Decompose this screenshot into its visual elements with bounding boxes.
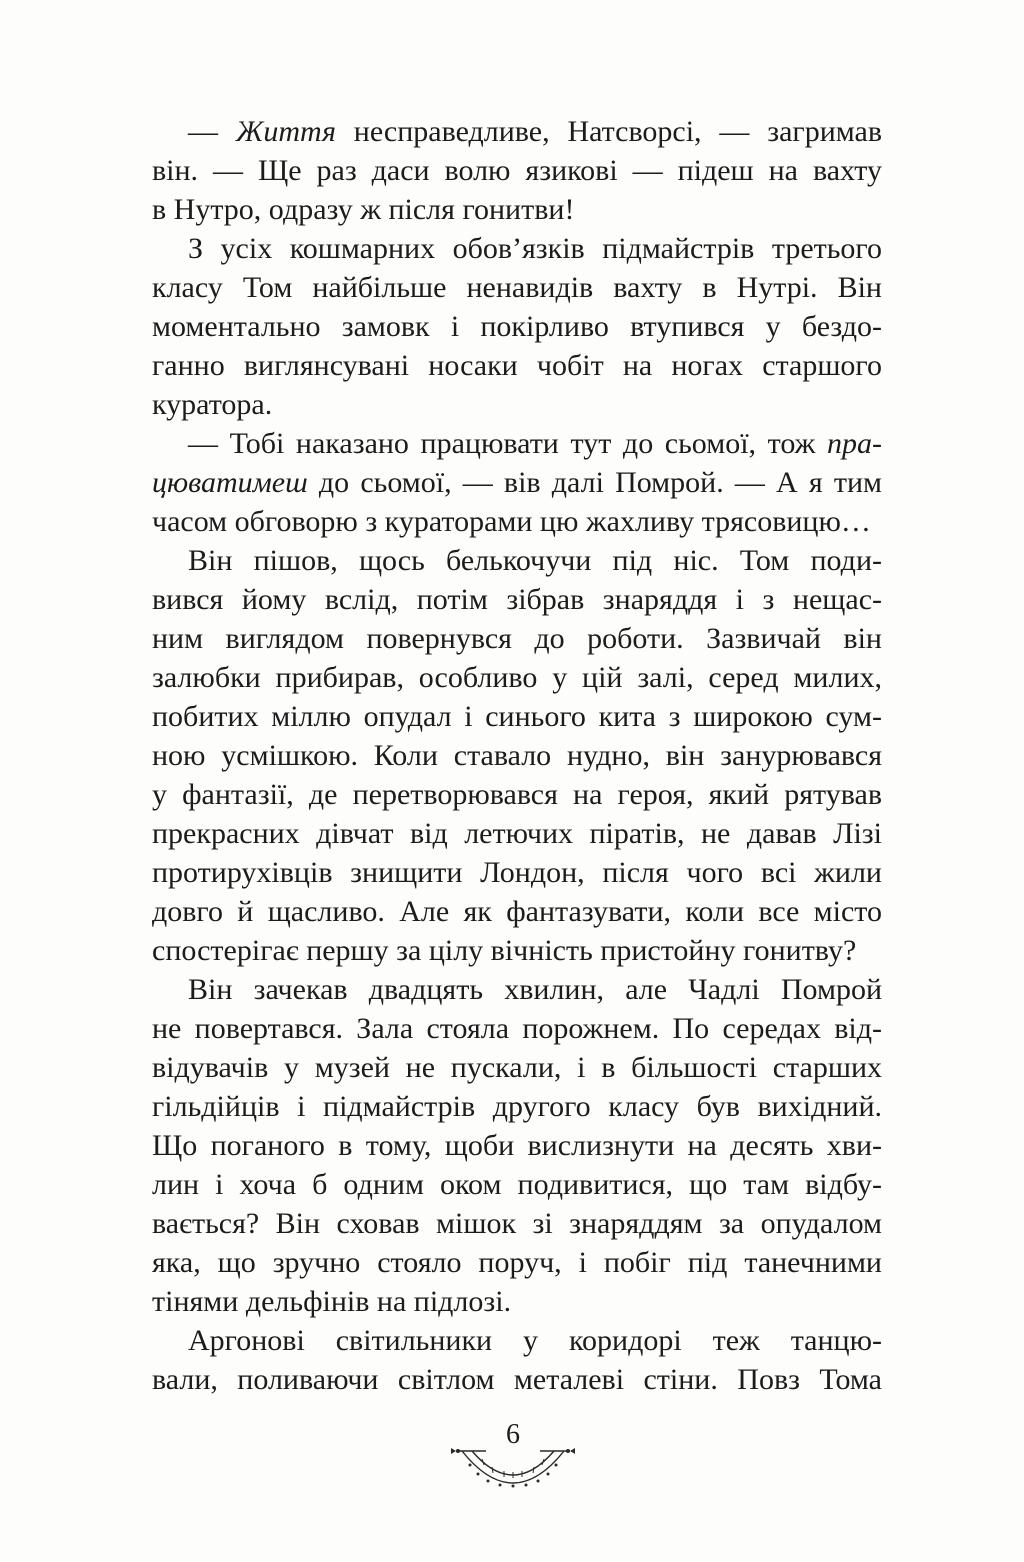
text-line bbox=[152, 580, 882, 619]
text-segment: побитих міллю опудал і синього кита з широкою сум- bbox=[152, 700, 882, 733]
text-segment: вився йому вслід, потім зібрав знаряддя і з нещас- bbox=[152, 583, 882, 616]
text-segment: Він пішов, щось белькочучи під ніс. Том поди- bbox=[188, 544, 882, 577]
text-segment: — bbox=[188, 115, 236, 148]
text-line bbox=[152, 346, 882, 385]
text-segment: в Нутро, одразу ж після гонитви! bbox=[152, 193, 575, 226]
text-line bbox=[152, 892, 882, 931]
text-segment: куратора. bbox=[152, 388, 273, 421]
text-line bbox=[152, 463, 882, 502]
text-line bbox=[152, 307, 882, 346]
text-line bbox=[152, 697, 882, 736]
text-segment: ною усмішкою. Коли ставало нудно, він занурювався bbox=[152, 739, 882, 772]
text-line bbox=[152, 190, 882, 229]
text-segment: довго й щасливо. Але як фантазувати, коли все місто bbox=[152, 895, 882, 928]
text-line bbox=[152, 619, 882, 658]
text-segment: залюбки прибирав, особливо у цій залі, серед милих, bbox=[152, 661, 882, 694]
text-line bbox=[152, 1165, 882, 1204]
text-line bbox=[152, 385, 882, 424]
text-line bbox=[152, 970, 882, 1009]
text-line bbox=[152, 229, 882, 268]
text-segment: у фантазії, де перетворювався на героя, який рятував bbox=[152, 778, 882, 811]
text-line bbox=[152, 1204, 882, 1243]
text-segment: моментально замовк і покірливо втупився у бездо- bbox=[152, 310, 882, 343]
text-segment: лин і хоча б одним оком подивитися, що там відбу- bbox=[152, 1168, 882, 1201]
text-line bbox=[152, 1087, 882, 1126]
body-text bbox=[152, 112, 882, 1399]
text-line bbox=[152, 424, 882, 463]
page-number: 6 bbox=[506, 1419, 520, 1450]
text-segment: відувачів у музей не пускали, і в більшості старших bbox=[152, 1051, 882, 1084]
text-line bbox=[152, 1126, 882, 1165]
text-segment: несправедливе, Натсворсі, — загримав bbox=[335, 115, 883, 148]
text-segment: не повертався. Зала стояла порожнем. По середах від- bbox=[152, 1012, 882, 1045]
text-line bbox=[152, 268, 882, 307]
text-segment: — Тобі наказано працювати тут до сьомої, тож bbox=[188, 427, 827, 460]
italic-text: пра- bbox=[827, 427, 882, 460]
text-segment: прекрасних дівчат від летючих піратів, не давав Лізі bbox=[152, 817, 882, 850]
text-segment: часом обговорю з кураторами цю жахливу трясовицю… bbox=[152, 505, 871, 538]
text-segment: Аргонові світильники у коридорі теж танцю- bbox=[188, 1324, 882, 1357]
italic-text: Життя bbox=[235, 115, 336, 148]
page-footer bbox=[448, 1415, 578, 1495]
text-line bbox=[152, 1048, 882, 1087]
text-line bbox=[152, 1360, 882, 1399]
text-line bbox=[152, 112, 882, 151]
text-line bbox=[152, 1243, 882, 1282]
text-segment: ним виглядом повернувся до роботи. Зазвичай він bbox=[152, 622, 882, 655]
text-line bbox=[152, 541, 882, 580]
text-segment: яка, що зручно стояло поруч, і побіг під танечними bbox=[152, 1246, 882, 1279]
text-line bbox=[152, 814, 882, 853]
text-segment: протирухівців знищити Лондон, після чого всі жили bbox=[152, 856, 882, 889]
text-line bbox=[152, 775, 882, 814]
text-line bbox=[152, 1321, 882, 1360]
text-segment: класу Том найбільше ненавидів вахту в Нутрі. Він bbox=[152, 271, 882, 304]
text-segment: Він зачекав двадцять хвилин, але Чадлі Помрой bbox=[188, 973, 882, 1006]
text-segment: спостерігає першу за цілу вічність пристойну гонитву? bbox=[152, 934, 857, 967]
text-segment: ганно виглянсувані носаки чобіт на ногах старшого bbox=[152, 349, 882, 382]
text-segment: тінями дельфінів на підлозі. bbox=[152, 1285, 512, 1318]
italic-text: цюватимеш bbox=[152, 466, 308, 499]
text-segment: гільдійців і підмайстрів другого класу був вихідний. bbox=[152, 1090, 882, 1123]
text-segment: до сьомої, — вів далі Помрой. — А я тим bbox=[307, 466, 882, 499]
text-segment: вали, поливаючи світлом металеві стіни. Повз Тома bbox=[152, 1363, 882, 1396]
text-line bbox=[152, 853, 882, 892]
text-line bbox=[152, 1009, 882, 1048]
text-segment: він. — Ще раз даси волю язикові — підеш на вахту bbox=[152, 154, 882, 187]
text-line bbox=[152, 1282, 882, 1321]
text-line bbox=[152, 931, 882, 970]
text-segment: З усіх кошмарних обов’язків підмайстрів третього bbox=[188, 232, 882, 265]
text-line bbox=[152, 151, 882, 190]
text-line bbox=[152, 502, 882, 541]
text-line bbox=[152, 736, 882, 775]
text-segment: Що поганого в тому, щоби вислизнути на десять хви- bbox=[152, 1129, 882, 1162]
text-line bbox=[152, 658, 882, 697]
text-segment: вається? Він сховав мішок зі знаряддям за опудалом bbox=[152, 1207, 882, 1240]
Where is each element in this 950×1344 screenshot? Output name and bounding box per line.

* * * *

GOAL OF THE EXERCISE »
Recast every line of the material above as a JSON list of strings, one string per line, skipping blank lines and leaving out the picture.

WRITTEN ANSWER »
[
  "Decompose this screenshot into its visual elements with bounding boxes.",
  "text-line bbox=[152, 580, 882, 619]",
  "text-segment: побитих міллю опудал і синього кита з широкою сум- bbox=[152, 700, 882, 733]",
  "text-segment: вився йому вслід, потім зібрав знаряддя і з нещас- bbox=[152, 583, 882, 616]",
  "text-segment: Він пішов, щось белькочучи під ніс. Том поди- bbox=[188, 544, 882, 577]",
  "text-segment: — bbox=[188, 115, 236, 148]",
  "text-line bbox=[152, 346, 882, 385]",
  "text-segment: в Нутро, одразу ж після гонитви! bbox=[152, 193, 575, 226]",
  "text-line bbox=[152, 892, 882, 931]",
  "text-segment: куратора. bbox=[152, 388, 273, 421]",
  "text-line bbox=[152, 463, 882, 502]",
  "text-line bbox=[152, 307, 882, 346]",
  "text-line bbox=[152, 697, 882, 736]",
  "text-segment: ною усмішкою. Коли ставало нудно, він занурювався bbox=[152, 739, 882, 772]",
  "text-line bbox=[152, 190, 882, 229]",
  "text-segment: довго й щасливо. Але як фантазувати, коли все місто bbox=[152, 895, 882, 928]",
  "text-line bbox=[152, 619, 882, 658]",
  "text-segment: залюбки прибирав, особливо у цій залі, серед милих, bbox=[152, 661, 882, 694]",
  "text-line bbox=[152, 1165, 882, 1204]",
  "text-line bbox=[152, 385, 882, 424]",
  "text-line bbox=[152, 970, 882, 1009]",
  "text-line bbox=[152, 229, 882, 268]",
  "text-segment: у фантазії, де перетворювався на героя, який рятував bbox=[152, 778, 882, 811]",
  "text-line bbox=[152, 1204, 882, 1243]",
  "text-segment: моментально замовк і покірливо втупився у бездо- bbox=[152, 310, 882, 343]",
  "text-segment: лин і хоча б одним оком подивитися, що там відбу- bbox=[152, 1168, 882, 1201]",
  "text-line bbox=[152, 1087, 882, 1126]",
  "body-text bbox=[152, 112, 882, 1399]",
  "text-line bbox=[152, 424, 882, 463]",
  "page-number: 6 bbox=[506, 1419, 520, 1450]",
  "text-segment: відувачів у музей не пускали, і в більшості старших bbox=[152, 1051, 882, 1084]",
  "text-line bbox=[152, 1126, 882, 1165]",
  "text-segment: несправедливе, Натсворсі, — загримав bbox=[335, 115, 883, 148]",
  "text-segment: не повертався. Зала стояла порожнем. По середах від- bbox=[152, 1012, 882, 1045]",
  "text-line bbox=[152, 268, 882, 307]",
  "text-segment: — Тобі наказано працювати тут до сьомої, тож bbox=[188, 427, 827, 460]",
  "italic-text: пра- bbox=[827, 427, 882, 460]",
  "text-segment: прекрасних дівчат від летючих піратів, не давав Лізі bbox=[152, 817, 882, 850]",
  "text-segment: часом обговорю з кураторами цю жахливу трясовицю… bbox=[152, 505, 871, 538]",
  "text-segment: Аргонові світильники у коридорі теж танцю- bbox=[188, 1324, 882, 1357]",
  "italic-text: Життя bbox=[235, 115, 336, 148]",
  "page-footer bbox=[448, 1415, 578, 1495]",
  "text-line bbox=[152, 1048, 882, 1087]",
  "text-line bbox=[152, 1360, 882, 1399]",
  "text-line bbox=[152, 112, 882, 151]",
  "text-line bbox=[152, 1243, 882, 1282]",
  "text-segment: ним виглядом повернувся до роботи. Зазвичай він bbox=[152, 622, 882, 655]",
  "text-line bbox=[152, 541, 882, 580]",
  "text-segment: яка, що зручно стояло поруч, і побіг під танечними bbox=[152, 1246, 882, 1279]",
  "text-line bbox=[152, 814, 882, 853]",
  "text-segment: протирухівців знищити Лондон, після чого всі жили bbox=[152, 856, 882, 889]",
  "text-line bbox=[152, 775, 882, 814]",
  "text-line bbox=[152, 1321, 882, 1360]",
  "text-segment: класу Том найбільше ненавидів вахту в Нутрі. Він bbox=[152, 271, 882, 304]",
  "text-segment: Він зачекав двадцять хвилин, але Чадлі Помрой bbox=[188, 973, 882, 1006]",
  "text-segment: спостерігає першу за цілу вічність пристойну гонитву? bbox=[152, 934, 857, 967]",
  "text-segment: ганно виглянсувані носаки чобіт на ногах старшого bbox=[152, 349, 882, 382]",
  "text-segment: тінями дельфінів на підлозі. bbox=[152, 1285, 512, 1318]",
  "italic-text: цюватимеш bbox=[152, 466, 308, 499]",
  "text-segment: гільдійців і підмайстрів другого класу був вихідний. bbox=[152, 1090, 882, 1123]",
  "text-segment: до сьомої, — вів далі Помрой. — А я тим bbox=[307, 466, 882, 499]",
  "text-segment: вали, поливаючи світлом металеві стіни. Повз Тома bbox=[152, 1363, 882, 1396]",
  "text-line bbox=[152, 853, 882, 892]",
  "text-line bbox=[152, 1009, 882, 1048]",
  "text-segment: він. — Ще раз даси волю язикові — підеш на вахту bbox=[152, 154, 882, 187]",
  "text-line bbox=[152, 1282, 882, 1321]",
  "text-line bbox=[152, 931, 882, 970]",
  "text-segment: З усіх кошмарних обов’язків підмайстрів третього bbox=[188, 232, 882, 265]",
  "text-line bbox=[152, 151, 882, 190]",
  "text-line bbox=[152, 502, 882, 541]",
  "text-line bbox=[152, 736, 882, 775]",
  "text-segment: Що поганого в тому, щоби вислизнути на десять хви- bbox=[152, 1129, 882, 1162]",
  "text-line bbox=[152, 658, 882, 697]",
  "text-segment: вається? Він сховав мішок зі знаряддям за опудалом bbox=[152, 1207, 882, 1240]",
  "Where is each element in this 950×1344 screenshot? Output name and bounding box per line."
]